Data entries
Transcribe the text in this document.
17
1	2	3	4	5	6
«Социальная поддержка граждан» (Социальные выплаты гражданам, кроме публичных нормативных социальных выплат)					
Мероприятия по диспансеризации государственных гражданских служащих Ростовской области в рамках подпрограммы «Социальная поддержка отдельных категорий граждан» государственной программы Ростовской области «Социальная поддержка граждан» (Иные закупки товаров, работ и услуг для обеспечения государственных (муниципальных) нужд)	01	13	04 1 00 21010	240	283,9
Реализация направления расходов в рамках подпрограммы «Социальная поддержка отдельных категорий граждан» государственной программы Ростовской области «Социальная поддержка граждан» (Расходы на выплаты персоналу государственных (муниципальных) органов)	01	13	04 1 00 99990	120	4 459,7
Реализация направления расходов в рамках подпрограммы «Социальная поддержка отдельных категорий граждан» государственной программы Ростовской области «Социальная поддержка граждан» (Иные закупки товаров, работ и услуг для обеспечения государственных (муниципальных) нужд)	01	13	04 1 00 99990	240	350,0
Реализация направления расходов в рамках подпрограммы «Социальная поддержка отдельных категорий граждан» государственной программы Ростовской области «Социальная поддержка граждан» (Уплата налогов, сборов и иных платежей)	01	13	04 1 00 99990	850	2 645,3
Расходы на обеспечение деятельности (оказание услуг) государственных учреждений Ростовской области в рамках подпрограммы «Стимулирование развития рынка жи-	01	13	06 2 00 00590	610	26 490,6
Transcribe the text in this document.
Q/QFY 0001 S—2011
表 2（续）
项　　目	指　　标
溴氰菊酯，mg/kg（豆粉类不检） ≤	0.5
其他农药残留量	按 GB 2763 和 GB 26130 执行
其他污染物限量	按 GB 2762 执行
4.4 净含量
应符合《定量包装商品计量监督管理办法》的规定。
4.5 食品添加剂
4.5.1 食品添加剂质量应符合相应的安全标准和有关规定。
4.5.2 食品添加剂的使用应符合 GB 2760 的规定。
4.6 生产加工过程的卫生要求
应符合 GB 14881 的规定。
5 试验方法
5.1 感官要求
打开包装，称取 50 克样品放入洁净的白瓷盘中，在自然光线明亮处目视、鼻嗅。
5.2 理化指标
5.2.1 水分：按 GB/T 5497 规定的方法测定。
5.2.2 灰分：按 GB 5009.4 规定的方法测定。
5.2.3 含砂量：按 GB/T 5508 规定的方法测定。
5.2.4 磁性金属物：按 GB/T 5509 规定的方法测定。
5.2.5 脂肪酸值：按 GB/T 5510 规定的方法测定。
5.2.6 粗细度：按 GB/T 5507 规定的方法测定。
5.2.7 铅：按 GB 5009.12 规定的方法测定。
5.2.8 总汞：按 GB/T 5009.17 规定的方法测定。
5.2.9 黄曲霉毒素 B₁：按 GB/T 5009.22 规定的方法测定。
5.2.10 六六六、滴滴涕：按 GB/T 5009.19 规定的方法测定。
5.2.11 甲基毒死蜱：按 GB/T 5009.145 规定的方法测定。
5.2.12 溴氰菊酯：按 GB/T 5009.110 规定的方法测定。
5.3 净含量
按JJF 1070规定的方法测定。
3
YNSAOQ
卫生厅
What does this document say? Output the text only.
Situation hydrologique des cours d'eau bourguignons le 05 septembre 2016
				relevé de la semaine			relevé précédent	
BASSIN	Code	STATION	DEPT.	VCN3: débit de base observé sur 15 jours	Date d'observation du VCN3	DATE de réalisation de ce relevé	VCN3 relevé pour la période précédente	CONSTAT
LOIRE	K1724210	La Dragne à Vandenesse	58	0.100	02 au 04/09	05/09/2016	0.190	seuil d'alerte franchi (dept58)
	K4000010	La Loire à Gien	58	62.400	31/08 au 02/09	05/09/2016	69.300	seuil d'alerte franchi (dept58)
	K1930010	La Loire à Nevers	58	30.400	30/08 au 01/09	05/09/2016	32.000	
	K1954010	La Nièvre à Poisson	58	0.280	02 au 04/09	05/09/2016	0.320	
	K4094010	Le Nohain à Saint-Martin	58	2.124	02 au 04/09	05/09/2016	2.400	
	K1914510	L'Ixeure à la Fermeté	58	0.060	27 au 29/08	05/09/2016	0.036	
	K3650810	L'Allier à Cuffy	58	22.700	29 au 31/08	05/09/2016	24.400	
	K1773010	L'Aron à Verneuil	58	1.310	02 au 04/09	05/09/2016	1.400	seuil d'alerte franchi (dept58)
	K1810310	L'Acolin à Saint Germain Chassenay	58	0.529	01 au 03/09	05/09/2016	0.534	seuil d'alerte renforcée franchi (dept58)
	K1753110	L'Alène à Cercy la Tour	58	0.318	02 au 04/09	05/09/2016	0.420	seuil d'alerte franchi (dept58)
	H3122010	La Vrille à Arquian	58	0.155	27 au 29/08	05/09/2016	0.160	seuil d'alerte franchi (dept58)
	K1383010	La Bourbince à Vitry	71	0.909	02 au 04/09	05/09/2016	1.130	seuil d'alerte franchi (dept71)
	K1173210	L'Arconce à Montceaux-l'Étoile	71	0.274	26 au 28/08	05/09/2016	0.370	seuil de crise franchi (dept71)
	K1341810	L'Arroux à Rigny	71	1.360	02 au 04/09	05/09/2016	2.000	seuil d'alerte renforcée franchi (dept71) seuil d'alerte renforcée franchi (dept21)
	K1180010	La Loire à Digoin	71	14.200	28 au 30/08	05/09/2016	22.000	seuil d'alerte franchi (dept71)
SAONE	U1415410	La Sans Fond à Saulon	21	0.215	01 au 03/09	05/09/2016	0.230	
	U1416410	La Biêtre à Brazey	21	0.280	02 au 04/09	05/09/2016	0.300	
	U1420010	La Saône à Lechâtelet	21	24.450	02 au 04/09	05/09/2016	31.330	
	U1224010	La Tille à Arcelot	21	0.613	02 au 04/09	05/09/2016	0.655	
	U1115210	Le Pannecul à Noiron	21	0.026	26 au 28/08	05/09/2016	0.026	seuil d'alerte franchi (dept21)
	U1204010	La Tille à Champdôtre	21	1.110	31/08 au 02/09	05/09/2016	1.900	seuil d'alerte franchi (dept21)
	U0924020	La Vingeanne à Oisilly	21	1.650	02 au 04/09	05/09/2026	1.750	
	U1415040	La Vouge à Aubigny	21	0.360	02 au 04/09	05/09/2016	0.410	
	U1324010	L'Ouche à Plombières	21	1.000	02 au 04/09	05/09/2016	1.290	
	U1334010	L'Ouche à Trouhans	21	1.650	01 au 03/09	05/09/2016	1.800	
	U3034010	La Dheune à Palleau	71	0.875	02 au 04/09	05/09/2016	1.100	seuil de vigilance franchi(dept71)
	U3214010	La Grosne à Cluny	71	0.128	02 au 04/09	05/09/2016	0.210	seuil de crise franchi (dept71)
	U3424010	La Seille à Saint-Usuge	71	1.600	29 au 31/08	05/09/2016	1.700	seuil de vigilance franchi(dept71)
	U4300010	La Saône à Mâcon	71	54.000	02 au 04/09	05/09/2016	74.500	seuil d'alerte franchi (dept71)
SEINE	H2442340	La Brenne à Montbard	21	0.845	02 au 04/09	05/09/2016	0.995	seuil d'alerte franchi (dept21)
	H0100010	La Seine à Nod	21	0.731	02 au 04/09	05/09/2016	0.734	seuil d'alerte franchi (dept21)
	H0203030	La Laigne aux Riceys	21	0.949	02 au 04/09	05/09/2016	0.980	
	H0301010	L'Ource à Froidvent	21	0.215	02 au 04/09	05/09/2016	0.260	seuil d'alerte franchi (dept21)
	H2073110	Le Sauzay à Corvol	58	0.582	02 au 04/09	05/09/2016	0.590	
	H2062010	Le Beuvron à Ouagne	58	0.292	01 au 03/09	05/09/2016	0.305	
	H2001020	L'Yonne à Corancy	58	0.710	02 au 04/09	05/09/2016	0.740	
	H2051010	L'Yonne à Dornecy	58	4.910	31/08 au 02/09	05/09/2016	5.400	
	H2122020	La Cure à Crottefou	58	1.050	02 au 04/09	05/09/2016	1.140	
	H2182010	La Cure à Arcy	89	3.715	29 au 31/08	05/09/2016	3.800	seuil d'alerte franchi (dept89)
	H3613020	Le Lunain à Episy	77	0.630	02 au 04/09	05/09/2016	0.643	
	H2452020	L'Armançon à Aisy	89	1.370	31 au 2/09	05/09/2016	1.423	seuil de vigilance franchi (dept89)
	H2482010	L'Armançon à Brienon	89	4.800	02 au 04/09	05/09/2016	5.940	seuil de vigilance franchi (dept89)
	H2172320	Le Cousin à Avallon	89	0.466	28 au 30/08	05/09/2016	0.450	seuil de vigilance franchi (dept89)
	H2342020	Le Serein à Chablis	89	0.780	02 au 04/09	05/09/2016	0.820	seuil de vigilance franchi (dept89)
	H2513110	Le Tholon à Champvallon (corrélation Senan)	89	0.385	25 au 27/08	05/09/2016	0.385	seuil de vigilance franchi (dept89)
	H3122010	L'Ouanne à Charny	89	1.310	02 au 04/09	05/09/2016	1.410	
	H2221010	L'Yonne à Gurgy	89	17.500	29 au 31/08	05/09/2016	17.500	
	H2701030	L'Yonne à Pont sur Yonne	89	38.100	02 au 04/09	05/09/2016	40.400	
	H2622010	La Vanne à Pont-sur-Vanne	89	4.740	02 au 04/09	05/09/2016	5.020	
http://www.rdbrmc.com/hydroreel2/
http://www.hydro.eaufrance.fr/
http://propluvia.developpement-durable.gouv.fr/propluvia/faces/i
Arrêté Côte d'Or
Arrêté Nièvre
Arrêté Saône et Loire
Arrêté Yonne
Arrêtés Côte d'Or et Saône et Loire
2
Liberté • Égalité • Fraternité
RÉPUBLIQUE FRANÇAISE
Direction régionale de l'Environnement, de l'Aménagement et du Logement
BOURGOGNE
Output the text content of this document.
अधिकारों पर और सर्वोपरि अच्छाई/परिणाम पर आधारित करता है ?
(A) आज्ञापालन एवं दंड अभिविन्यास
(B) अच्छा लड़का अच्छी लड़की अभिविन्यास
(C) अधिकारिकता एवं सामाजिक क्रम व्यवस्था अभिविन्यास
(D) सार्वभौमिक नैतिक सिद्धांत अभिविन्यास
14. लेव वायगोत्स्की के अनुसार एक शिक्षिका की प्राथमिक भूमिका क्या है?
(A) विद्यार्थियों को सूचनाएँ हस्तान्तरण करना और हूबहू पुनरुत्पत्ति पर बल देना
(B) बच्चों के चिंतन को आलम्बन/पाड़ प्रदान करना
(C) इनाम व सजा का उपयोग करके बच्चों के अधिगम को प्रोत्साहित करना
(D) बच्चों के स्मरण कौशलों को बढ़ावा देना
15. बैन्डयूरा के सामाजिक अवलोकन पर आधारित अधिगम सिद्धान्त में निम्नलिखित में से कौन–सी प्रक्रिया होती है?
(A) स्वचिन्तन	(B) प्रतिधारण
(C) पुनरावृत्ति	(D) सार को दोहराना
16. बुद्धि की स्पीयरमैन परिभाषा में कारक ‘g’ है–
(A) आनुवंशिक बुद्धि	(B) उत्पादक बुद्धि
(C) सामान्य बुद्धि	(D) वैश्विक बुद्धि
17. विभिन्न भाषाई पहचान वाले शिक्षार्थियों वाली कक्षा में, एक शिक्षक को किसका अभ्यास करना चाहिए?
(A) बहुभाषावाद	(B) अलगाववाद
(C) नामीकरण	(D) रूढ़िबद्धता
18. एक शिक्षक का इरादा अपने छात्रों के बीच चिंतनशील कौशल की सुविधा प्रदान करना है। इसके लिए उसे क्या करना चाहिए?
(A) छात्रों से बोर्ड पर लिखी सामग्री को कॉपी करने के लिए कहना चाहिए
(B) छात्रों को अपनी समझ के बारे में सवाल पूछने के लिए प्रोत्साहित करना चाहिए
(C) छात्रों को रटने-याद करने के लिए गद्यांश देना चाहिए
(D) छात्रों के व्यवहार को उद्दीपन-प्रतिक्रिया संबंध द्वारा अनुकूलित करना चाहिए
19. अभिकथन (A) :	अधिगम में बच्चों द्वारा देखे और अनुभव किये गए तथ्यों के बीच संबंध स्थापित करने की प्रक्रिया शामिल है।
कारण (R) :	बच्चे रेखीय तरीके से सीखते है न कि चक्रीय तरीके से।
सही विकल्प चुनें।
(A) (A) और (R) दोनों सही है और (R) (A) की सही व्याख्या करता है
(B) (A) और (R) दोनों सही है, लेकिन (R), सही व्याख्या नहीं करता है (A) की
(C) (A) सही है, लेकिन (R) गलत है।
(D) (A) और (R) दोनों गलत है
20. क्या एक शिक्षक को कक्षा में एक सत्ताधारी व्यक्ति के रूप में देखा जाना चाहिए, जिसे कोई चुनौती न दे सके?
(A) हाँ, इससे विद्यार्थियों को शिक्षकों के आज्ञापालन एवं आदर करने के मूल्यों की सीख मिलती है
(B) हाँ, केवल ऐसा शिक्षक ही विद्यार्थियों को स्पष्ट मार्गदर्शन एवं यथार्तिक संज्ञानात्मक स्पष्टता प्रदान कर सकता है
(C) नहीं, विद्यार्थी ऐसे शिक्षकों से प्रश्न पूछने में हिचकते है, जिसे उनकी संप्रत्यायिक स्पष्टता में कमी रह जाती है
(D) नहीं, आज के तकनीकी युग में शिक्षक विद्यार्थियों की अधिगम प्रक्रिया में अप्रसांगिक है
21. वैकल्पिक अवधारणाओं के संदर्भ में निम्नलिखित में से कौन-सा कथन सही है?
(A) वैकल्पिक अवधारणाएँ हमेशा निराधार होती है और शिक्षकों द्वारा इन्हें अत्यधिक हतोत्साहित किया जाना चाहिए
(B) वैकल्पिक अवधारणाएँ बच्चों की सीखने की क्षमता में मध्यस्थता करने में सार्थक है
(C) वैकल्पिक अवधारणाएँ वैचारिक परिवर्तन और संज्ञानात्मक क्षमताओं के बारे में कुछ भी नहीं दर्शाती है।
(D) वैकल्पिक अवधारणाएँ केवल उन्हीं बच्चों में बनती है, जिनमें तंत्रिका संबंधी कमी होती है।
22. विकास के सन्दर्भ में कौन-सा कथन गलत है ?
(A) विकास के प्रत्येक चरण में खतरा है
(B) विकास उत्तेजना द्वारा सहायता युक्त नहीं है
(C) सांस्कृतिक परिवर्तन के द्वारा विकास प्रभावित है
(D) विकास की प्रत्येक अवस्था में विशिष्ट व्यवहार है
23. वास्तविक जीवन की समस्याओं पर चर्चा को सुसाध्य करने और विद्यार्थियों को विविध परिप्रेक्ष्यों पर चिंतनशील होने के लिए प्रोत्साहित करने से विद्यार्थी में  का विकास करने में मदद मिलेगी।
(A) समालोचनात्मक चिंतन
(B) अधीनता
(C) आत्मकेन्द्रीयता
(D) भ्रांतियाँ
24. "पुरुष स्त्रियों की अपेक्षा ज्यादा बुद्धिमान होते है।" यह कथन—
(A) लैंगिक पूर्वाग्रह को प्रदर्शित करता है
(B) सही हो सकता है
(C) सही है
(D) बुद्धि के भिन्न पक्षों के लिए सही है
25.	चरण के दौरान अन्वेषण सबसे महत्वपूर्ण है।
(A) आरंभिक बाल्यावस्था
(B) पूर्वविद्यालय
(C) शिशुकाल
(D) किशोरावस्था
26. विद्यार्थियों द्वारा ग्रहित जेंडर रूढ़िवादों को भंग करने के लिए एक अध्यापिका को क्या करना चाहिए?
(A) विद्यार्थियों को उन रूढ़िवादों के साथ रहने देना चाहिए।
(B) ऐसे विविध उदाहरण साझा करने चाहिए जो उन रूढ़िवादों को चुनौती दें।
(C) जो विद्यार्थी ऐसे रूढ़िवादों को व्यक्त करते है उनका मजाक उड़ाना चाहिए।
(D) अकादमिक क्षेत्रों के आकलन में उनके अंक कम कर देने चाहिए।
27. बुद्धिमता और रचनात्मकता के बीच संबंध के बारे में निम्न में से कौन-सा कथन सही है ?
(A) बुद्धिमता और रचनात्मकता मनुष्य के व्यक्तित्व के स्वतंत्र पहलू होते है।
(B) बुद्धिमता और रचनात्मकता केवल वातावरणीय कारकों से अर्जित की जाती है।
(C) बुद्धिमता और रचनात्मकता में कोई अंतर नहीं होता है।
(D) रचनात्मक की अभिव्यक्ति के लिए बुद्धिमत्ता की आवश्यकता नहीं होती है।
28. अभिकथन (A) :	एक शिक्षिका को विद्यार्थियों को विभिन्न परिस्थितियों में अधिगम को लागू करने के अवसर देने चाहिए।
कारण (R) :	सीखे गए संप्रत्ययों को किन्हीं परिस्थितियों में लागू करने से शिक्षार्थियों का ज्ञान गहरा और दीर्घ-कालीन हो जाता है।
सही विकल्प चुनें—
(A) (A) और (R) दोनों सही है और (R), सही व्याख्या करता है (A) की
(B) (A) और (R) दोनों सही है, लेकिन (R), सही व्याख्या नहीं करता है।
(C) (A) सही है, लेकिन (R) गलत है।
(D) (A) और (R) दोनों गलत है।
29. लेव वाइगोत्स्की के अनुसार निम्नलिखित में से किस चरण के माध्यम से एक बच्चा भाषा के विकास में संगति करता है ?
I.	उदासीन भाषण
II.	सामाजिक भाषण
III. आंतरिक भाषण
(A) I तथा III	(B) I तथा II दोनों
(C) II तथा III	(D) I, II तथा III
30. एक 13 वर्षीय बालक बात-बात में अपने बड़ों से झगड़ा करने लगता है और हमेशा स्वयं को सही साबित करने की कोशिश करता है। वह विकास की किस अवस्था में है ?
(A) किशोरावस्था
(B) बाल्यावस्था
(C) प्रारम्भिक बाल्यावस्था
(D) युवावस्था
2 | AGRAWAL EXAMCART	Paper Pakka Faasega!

▸ Written task: From the entries above, copy every line where the word "Ouche" shows up.

▸ Exercise answer:
	U1324010	L'Ouche à Plombières	21	1.000	02 au 04/09	05/09/2016	1.290	
	U1334010	L'Ouche à Trouhans	21	1.650	01 au 03/09	05/09/2016	1.800	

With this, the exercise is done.